_Directions_
Revise the records below by replacing every "shield-icon" with "security-badge-icon" and keeping everything else unchanged. Leave the pictures out of your answer.

Extracted data entries
════════════════

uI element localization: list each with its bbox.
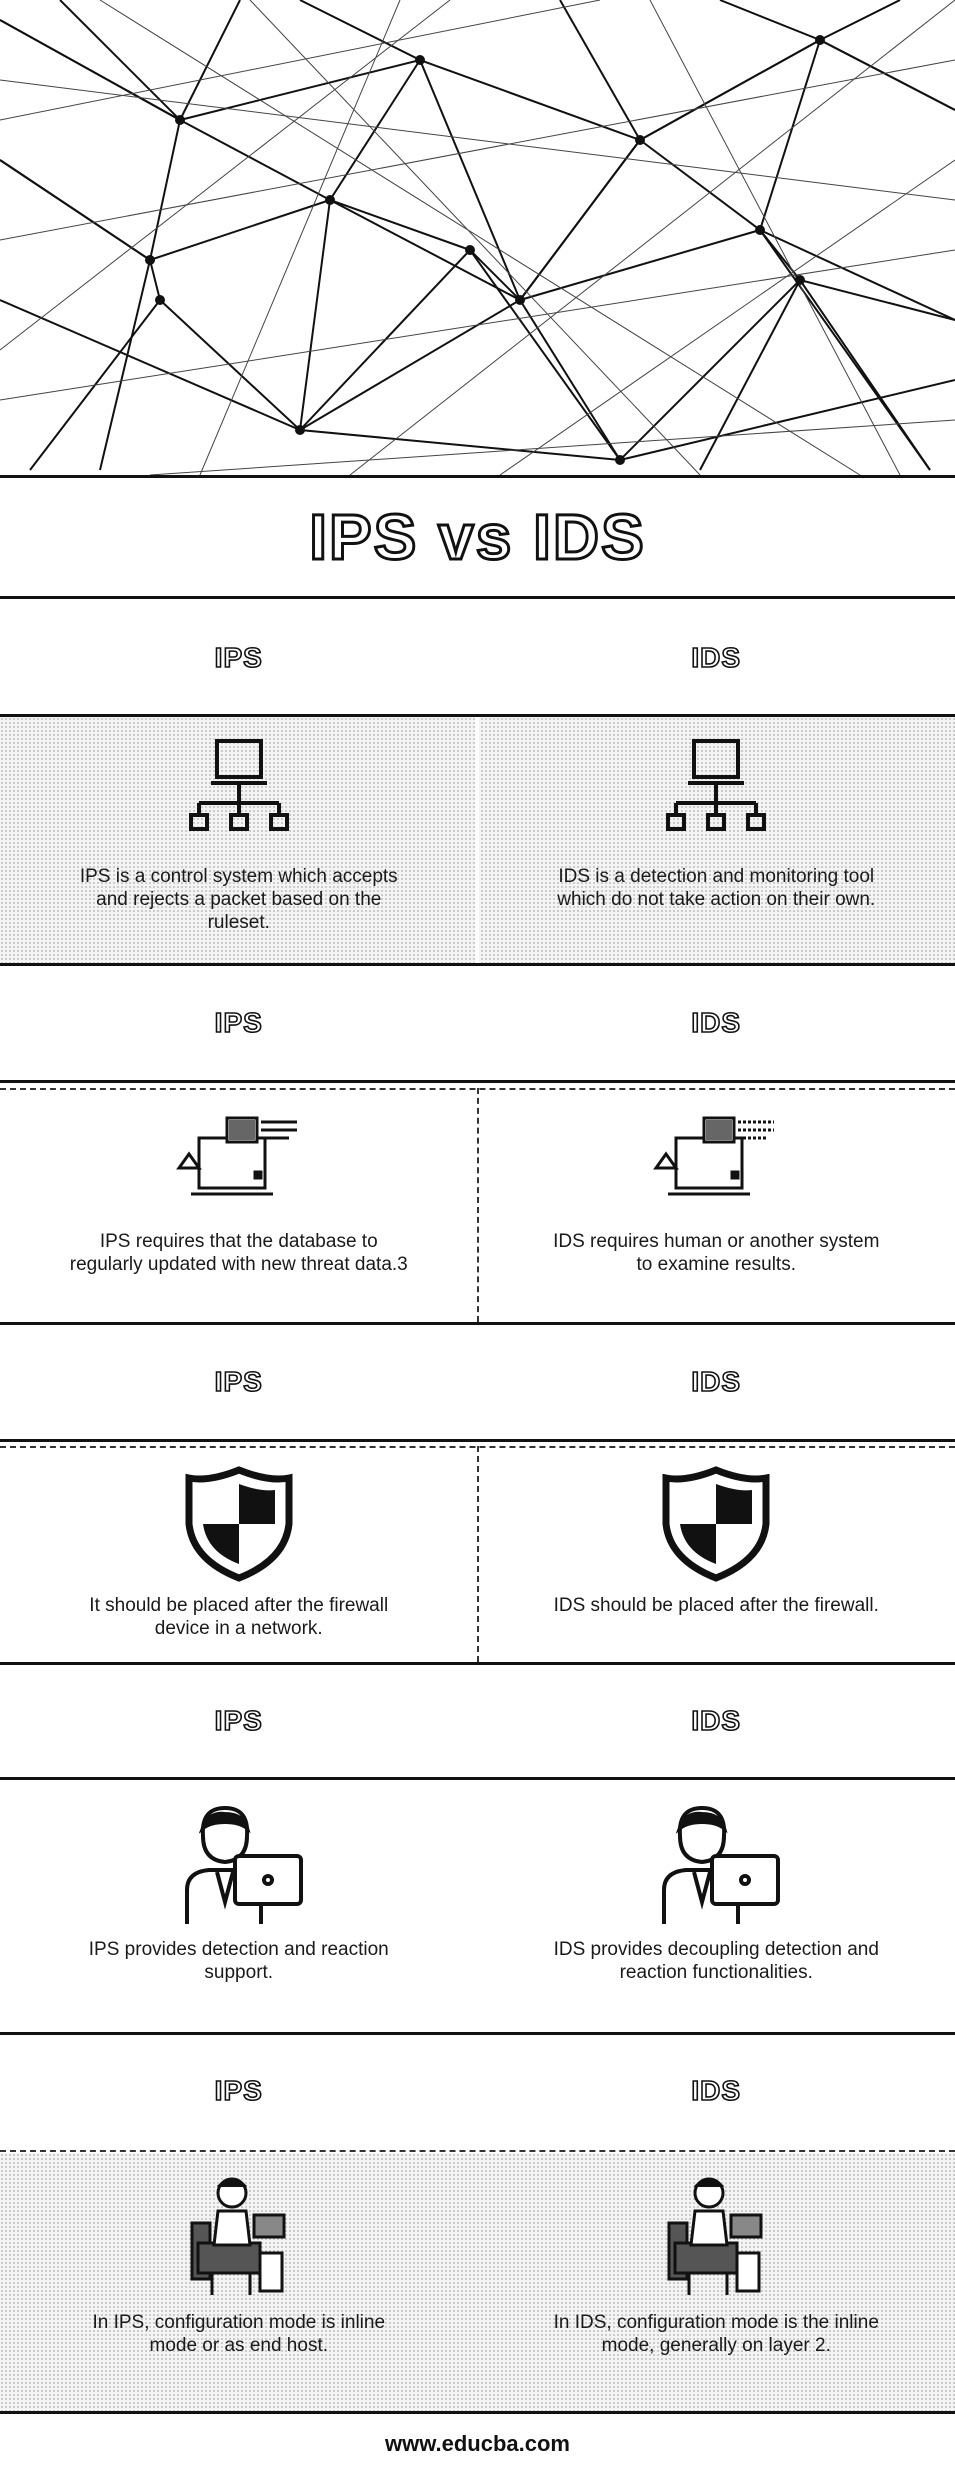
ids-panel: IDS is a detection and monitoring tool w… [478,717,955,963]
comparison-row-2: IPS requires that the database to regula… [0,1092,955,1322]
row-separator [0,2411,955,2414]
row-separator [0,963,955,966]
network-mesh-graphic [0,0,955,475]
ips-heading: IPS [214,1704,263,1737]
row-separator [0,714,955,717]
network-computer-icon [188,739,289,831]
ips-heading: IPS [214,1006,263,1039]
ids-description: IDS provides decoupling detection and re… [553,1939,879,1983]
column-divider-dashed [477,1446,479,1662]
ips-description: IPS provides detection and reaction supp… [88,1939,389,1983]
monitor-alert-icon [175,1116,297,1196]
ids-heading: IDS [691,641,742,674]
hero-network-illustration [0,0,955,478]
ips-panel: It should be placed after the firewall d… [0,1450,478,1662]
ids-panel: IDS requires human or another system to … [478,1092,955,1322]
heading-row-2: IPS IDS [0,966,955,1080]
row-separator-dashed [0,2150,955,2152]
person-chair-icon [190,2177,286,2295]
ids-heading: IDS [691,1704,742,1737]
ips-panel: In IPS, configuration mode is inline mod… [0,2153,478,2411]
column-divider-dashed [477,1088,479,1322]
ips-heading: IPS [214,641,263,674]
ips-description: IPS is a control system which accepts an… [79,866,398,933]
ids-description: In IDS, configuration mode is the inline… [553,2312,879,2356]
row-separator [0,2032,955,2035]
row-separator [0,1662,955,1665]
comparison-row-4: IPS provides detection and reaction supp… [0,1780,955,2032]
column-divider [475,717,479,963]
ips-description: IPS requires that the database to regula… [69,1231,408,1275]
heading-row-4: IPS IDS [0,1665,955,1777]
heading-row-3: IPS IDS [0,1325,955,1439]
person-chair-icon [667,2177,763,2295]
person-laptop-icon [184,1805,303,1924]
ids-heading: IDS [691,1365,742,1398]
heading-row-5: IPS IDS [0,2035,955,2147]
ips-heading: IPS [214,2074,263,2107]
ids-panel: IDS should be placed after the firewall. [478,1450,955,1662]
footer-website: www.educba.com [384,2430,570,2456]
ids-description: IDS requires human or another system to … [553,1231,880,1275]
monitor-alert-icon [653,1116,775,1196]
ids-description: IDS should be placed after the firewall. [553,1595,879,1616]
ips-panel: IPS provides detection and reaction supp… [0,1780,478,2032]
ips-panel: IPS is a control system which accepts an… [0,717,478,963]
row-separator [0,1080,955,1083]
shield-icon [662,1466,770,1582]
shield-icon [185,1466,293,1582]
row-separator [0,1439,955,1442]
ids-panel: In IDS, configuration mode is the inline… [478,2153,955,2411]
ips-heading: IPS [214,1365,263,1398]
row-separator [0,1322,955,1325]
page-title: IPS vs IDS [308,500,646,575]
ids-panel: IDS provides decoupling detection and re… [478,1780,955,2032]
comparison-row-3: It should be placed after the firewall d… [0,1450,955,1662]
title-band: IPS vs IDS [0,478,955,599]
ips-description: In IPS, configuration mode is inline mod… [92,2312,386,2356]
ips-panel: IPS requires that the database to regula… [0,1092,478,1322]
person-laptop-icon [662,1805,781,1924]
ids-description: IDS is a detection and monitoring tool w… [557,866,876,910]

════════════════

_Completed task_
uI element localization: list each with its bbox.
ids-panel: IDS is a detection and monitoring tool w… [478,717,955,963]
comparison-row-2: IPS requires that the database to regula… [0,1092,955,1322]
row-separator [0,2411,955,2414]
row-separator [0,963,955,966]
network-mesh-graphic [0,0,955,475]
ips-heading: IPS [214,1704,263,1737]
row-separator [0,714,955,717]
network-computer-icon [188,739,289,831]
ips-heading: IPS [214,1006,263,1039]
ids-description: IDS provides decoupling detection and re… [553,1939,879,1983]
column-divider-dashed [477,1446,479,1662]
ips-description: IPS provides detection and reaction supp… [88,1939,389,1983]
monitor-alert-icon [175,1116,297,1196]
ids-heading: IDS [691,641,742,674]
hero-network-illustration [0,0,955,478]
ips-panel: It should be placed after the firewall d… [0,1450,478,1662]
ids-panel: IDS requires human or another system to … [478,1092,955,1322]
heading-row-2: IPS IDS [0,966,955,1080]
row-separator-dashed [0,2150,955,2152]
person-chair-icon [190,2177,286,2295]
ids-heading: IDS [691,1704,742,1737]
ips-panel: In IPS, configuration mode is inline mod… [0,2153,478,2411]
column-divider-dashed [477,1088,479,1322]
ips-heading: IPS [214,641,263,674]
ips-description: IPS is a control system which accepts an… [79,866,398,933]
ids-description: In IDS, configuration mode is the inline… [553,2312,879,2356]
row-separator [0,2032,955,2035]
row-separator [0,1662,955,1665]
comparison-row-4: IPS provides detection and reaction supp… [0,1780,955,2032]
column-divider [475,717,479,963]
ips-description: IPS requires that the database to regula… [69,1231,408,1275]
heading-row-4: IPS IDS [0,1665,955,1777]
heading-row-3: IPS IDS [0,1325,955,1439]
person-chair-icon [667,2177,763,2295]
person-laptop-icon [184,1805,303,1924]
ids-heading: IDS [691,1365,742,1398]
heading-row-5: IPS IDS [0,2035,955,2147]
ips-heading: IPS [214,2074,263,2107]
ids-panel: IDS should be placed after the firewall. [478,1450,955,1662]
footer-website: www.educba.com [384,2430,570,2456]
ids-description: IDS requires human or another system to … [553,1231,880,1275]
monitor-alert-icon [653,1116,775,1196]
ids-description: IDS should be placed after the firewall. [553,1595,879,1616]
ips-panel: IPS provides detection and reaction supp… [0,1780,478,2032]
ips-panel: IPS is a control system which accepts an… [0,717,478,963]
row-separator [0,1080,955,1083]
security-badge-icon [662,1466,770,1582]
security-badge-icon [185,1466,293,1582]
row-separator [0,1439,955,1442]
ids-panel: In IDS, configuration mode is the inline… [478,2153,955,2411]
ips-heading: IPS [214,1365,263,1398]
row-separator [0,1322,955,1325]
page-title: IPS vs IDS [308,500,646,575]
ids-panel: IDS provides decoupling detection and re… [478,1780,955,2032]
comparison-row-3: It should be placed after the firewall d… [0,1450,955,1662]
title-band: IPS vs IDS [0,478,955,599]
ips-description: In IPS, configuration mode is inline mod… [92,2312,386,2356]
ips-panel: IPS requires that the database to regula… [0,1092,478,1322]
person-laptop-icon [662,1805,781,1924]
ids-description: IDS is a detection and monitoring tool w… [557,866,876,910]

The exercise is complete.